## Given exercise
Each record must be reproduced exactly as it is shown.

(Data entries)
--- BEGIN ---
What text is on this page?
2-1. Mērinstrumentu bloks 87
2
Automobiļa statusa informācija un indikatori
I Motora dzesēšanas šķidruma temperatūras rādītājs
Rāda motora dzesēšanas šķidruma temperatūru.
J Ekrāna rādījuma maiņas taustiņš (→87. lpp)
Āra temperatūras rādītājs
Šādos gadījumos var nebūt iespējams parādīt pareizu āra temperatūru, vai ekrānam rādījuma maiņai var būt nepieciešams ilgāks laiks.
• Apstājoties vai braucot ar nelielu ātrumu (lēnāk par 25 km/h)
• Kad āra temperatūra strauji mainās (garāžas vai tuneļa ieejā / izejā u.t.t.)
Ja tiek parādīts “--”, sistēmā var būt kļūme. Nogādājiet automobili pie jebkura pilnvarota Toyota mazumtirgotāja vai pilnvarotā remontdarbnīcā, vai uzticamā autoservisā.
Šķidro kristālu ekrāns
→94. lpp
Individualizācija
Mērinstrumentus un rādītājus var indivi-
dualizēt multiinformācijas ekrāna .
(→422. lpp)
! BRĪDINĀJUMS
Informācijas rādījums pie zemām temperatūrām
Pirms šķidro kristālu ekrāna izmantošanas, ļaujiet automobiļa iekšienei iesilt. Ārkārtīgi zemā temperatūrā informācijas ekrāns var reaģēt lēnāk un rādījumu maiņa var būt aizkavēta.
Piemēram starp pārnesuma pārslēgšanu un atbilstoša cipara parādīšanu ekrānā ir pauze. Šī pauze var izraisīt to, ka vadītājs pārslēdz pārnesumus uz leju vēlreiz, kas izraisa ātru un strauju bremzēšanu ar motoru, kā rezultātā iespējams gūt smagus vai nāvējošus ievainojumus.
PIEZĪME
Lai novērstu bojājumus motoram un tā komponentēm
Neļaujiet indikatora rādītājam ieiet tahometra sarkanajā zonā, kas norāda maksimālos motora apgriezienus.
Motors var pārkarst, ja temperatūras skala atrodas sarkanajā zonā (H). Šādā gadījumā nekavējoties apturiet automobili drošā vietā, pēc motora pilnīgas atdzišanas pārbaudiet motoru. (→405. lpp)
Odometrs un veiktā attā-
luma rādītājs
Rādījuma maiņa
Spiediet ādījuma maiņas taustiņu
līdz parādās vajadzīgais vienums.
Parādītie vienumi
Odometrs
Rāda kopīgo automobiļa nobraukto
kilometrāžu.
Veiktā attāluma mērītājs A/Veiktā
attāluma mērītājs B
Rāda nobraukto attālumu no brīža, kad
--- END ---
## Answer
What text is on this page?
2-1. Mērinstrumentu bloks 87
2
Automobiļa statusa informācija un indikatori
I Motora dzesēšanas šķidruma temperatūras rādītājs
Rāda motora dzesēšanas šķidruma temperatūru.
J Ekrāna rādījuma maiņas taustiņš (→87. lpp)
Āra temperatūras rādītājs
Šādos gadījumos var nebūt iespējams parādīt pareizu āra temperatūru, vai ekrānam rādījuma maiņai var būt nepieciešams ilgāks laiks.
• Apstājoties vai braucot ar nelielu ātrumu (lēnāk par 25 km/h)
• Kad āra temperatūra strauji mainās (garāžas vai tuneļa ieejā / izejā u.t.t.)
Ja tiek parādīts “--”, sistēmā var būt kļūme. Nogādājiet automobili pie jebkura pilnvarota Toyota mazumtirgotāja vai pilnvarotā remontdarbnīcā, vai uzticamā autoservisā.
Šķidro kristālu ekrāns
→94. lpp
Individualizācija
Mērinstrumentus un rādītājus var indivi-
dualizēt multiinformācijas ekrāna .
(→422. lpp)
! BRĪDINĀJUMS
Informācijas rādījums pie zemām temperatūrām
Pirms šķidro kristālu ekrāna izmantošanas, ļaujiet automobiļa iekšienei iesilt. Ārkārtīgi zemā temperatūrā informācijas ekrāns var reaģēt lēnāk un rādījumu maiņa var būt aizkavēta.
Piemēram starp pārnesuma pārslēgšanu un atbilstoša cipara parādīšanu ekrānā ir pauze. Šī pauze var izraisīt to, ka vadītājs pārslēdz pārnesumus uz leju vēlreiz, kas izraisa ātru un strauju bremzēšanu ar motoru, kā rezultātā iespējams gūt smagus vai nāvējošus ievainojumus.
PIEZĪME
Lai novērstu bojājumus motoram un tā komponentēm
Neļaujiet indikatora rādītājam ieiet tahometra sarkanajā zonā, kas norāda maksimālos motora apgriezienus.
Motors var pārkarst, ja temperatūras skala atrodas sarkanajā zonā (H). Šādā gadījumā nekavējoties apturiet automobili drošā vietā, pēc motora pilnīgas atdzišanas pārbaudiet motoru. (→405. lpp)
Odometrs un veiktā attā-
luma rādītājs
Rādījuma maiņa
Spiediet ādījuma maiņas taustiņu
līdz parādās vajadzīgais vienums.
Parādītie vienumi
Odometrs
Rāda kopīgo automobiļa nobraukto
kilometrāžu.
Veiktā attāluma mērītājs A/Veiktā
attāluma mērītājs B
Rāda nobraukto attālumu no brīža, kad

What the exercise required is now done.